EXERCISE DIRECTIONS: Give the count of lines in the data that include the string "Bornem", with no added remarks.

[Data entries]
--------

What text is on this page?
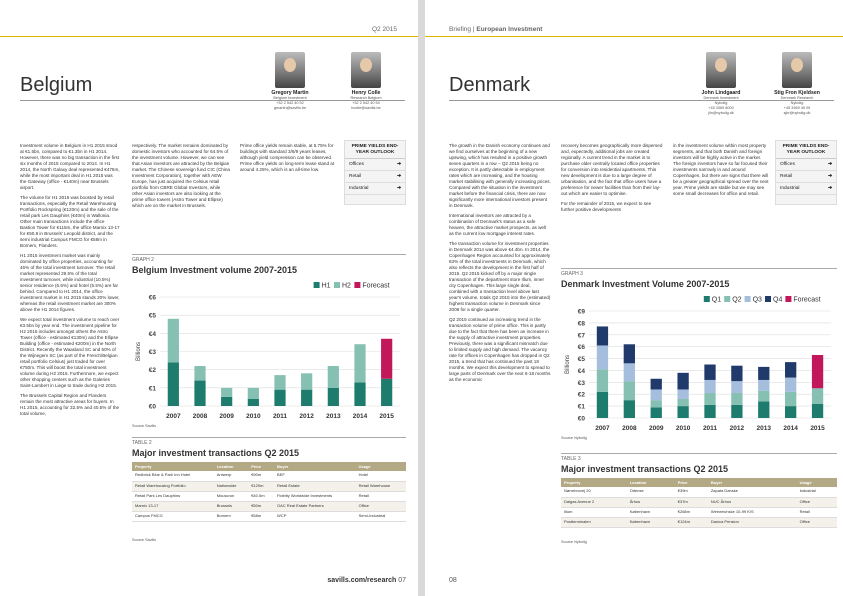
Q2 2015
Belgium	Gregory Martin
Belgium Investment
+32 2 542 40 52
gmartin@savills.be
Henry Colle
Research Belgium
+32 2 542 40 54
hcolle@savills.be

Investment volume in Belgium in H1 2015 stood at €1.5bn, compared to €1.3bn in H1 2014. However, there was no big transaction in the first six months of 2015 compared to 2014. In H1 2014, the North Galaxy deal represented €475m, while the most important deal in H1 2015 was the Gateway (office - €140m) near Brussels airport.

The volume for H1 2015 was boosted by retail transactions, especially the Retail Warehousing Portfolio Rockspring (€120m) and the sale of the retail park Les Dauphins (€40m) in Wallonia. Other main transactions include the office Bastion Tower for €115m, the office Marnix 13-17 for €50.8 in Brussels' Leopold district, and the semi industrial Campus FMCG for €58m in Bornem, Flanders.

H1 2015 investment market was mainly dominated by office properties, accounting for 45% of the total investment turnover. The retail market represented 29.5% of the total investment turnover, while industrial (10.5%) senior residence (6.5%) and hotel (5.5%) are far behind. Compared to H1 2014, the office investment market in H1 2015 stands 20% lower, whereas the retail investment market are 300% above the H1 2014 figures.

We expect total investment volume to reach over €3.5bn by year end. The investment pipeline for H2 2015 includes amongst others the Astro Tower (office - estimated €130m) and the Ellipse Building (office - estimated €200m) in the North District. Recently the Waasland SC and 50% of the Wijnegem SC (as part of the French/Belgian retail portfolio Celsius) just traded for over €750m. This will boost the total investment volume during H2 2015. Furthermore, we expect other shopping centers such as the Galeries Saint-Lambert in Liege to trade during H2 2015.

The Brussels Capital Region and Flanders remain the most attractive areas for buyers. In H1 2015, accounting for 32.5% and 40.5% of the total volume,

respectively. The market remains dominated by domestic investors who accounted for 64.5% of the investment volume. However, we can see that Asian investors are attracted by the Belgian market. The Chinese sovereign fund CIC (China Investment Corporation), together with AEW Europe, has just acquired the Celsius retail portfolio from CBRE Global Investors, while other Asian investors are also looking at the prime office towers (Astro Tower and Ellipse) which are on the market in Brussels.

Prime office yields remain stable, at 5.75% for buildings with standard 3/6/9 years leases, although yield compression can be observed. Prime office yields on long-term lease stand at around 4.25%, which is an all-time low.

PRIME YIELDS END-YEAR OUTLOOK
Offices	➔
Retail	➔
Industrial	➔
GRAPH 2
Belgium Investment volume 2007-2015
€0
€1
€2
€3
€4
€5
€6
Billions
2007 2008 2009 2010 2011 2012 2013 2014 2015
Forecast
H2
H1
Source Savills
TABLE 2
Major investment transactions Q2 2015
Property	Location	Price	Buyer	Usage
Redbrick Blue & Park Inn Hotel	Antwerp	€90m	BEF	Hotel
Retail Warehousing Portfolio	Nationwide	€120m	Retail Estate	Retail Warehouse
Retail Park Les Dauphins	Mouscron	€40.5m	Fidelity Worldwide Investments	Retail
Marnix 13-17	Brussels	€50m	GAC Real Estate Partners	Office
Campus FMCG	Bornem	€58m	WCP	Semi-Industrial
Source Savills
savills.com/research 07
Briefing | European Investment
Denmark	John Lindgaard
Denmark Investment
Nybolig
+45 3369 8000
jlin@nybolig.dk
Stig Fron Kjeldsen
Denmark Research
Nybolig
+45 3369 45 05
sjkr@nybolig.dk

The growth in the Danish economy continues and we find ourselves at the beginning of a new upswing, which has resulted in a positive growth seven quarters in a row – Q2 2015 being no exception. It is partly detectable in employment rates which are increasing, and the housing market stabilising with generally increasing prices. Compared with the situation in the investment market before the financial crisis, there are now significantly more international investors present in Denmark.

International investors are attracted by a combination of Denmark's status as a safe heaven, the attractive market prospects, as well as the current low mortgage interest rates.

The transaction volume for investment properties in Denmark 2014 was above €4.4bn. In 2014, the Copenhagen Region accounted for approximately 63% of the total investments in Denmark, which also reflects the development in the first half of 2015. Q2 2015 kicked off by a major single transaction of the department store Illum, inner city Copenhagen. This large single deal, combined with a transaction level above last year's volume, totals Q2 2015 into the (estimated) highest transaction volume in Denmark since 2008 for a single quarter.

Q2 2015 continued an increasing trend in the transaction volume of prime office. This is partly due to the fact that there has been an increase in the supply of attractive investment properties. Previously, there was a significant mismatch due to limited supply and high demand. The vacancy rate for offices in Copenhagen has dropped in Q2 2015, a trend that has continued the past 18 months. We expect this development to spread to large parts of Denmark over the next 6-18 months as the economic

recovery becomes geographically more dispersed and, expectedly, additional jobs are created regionally. A current trend in the market is to purchase older centrally located office properties for conversion into residential apartments. This new development is due to a large degree of urbanisation, and the fact that office users have a preference for newer facilities than from their lay-out which are easier to optimise.

For the remainder of 2015, we expect to see further positive developments

in the investment volume within most property segments, and that both Danish and foreign investors will be highly active in the market. The foreign investors have so far focused their investments narrowly in and around Copenhagen, but there are signs that there will be a greater geographical spread over the next year. Prime yields are stable but we may see some small decreases for office and retail.

PRIME YIELDS END-YEAR OUTLOOK
Offices	➔
Retail	➔
Industrial	➔
GRAPH 3
Denmark Investment Volume 2007-2015
€0
€1
€2
€3
€4
€5
€6
€7
€8
€9
Billions
2007 2008 2009 2010 2011 2012 2013 2014 2015
Forecast
Q4
Q3
Q2
Q1
Source Nybolig
TABLE 3
Major investment transactions Q2 2015
Property	Location	Price	Buyer	Usage
Nørrebrovej 20	Odense	€39m	Zapata Danske	Industrial
Dalgas Avenue 2	Århus	€37m	NUC Århus	Office
Illum	København	€268m	Weinreichske 10-99 K/S	Retail
Postterminalen	København	€124m	Danica Pension	Office
Source Nybolig
08
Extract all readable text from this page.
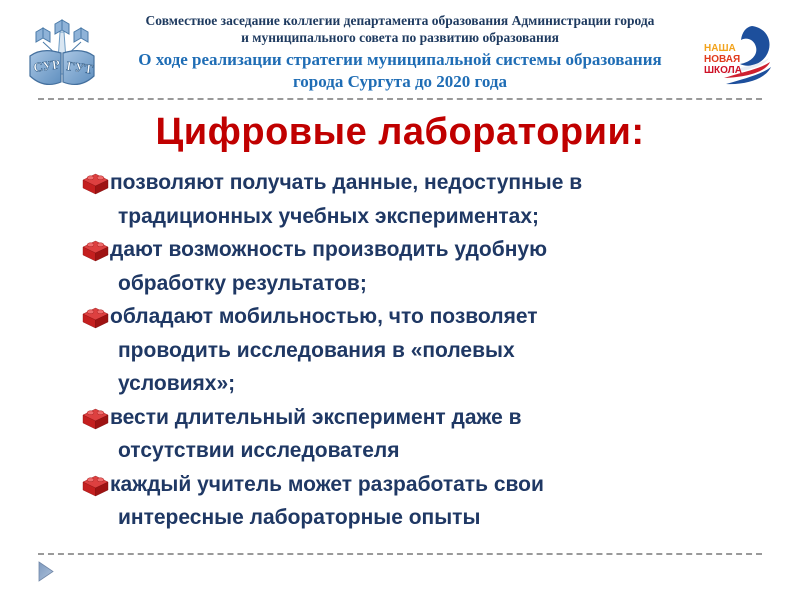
СУР ГУТ
Совместное заседание коллегии департамента образования Администрации города
и муниципального совета по развитию образования
О ходе реализации стратегии муниципальной системы образования
города Сургута до 2020 года
НАША
НОВАЯ
ШКОЛА
Цифровые лаборатории:
позволяют получать данные, недоступные в традиционных учебных экспериментах;
дают возможность производить удобную обработку результатов;
обладают мобильностью, что позволяет проводить исследования в «полевых условиях»;
вести длительный эксперимент даже в отсутствии исследователя
каждый учитель может разработать свои интересные лабораторные опыты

--------

EXERCISE RESULT: 2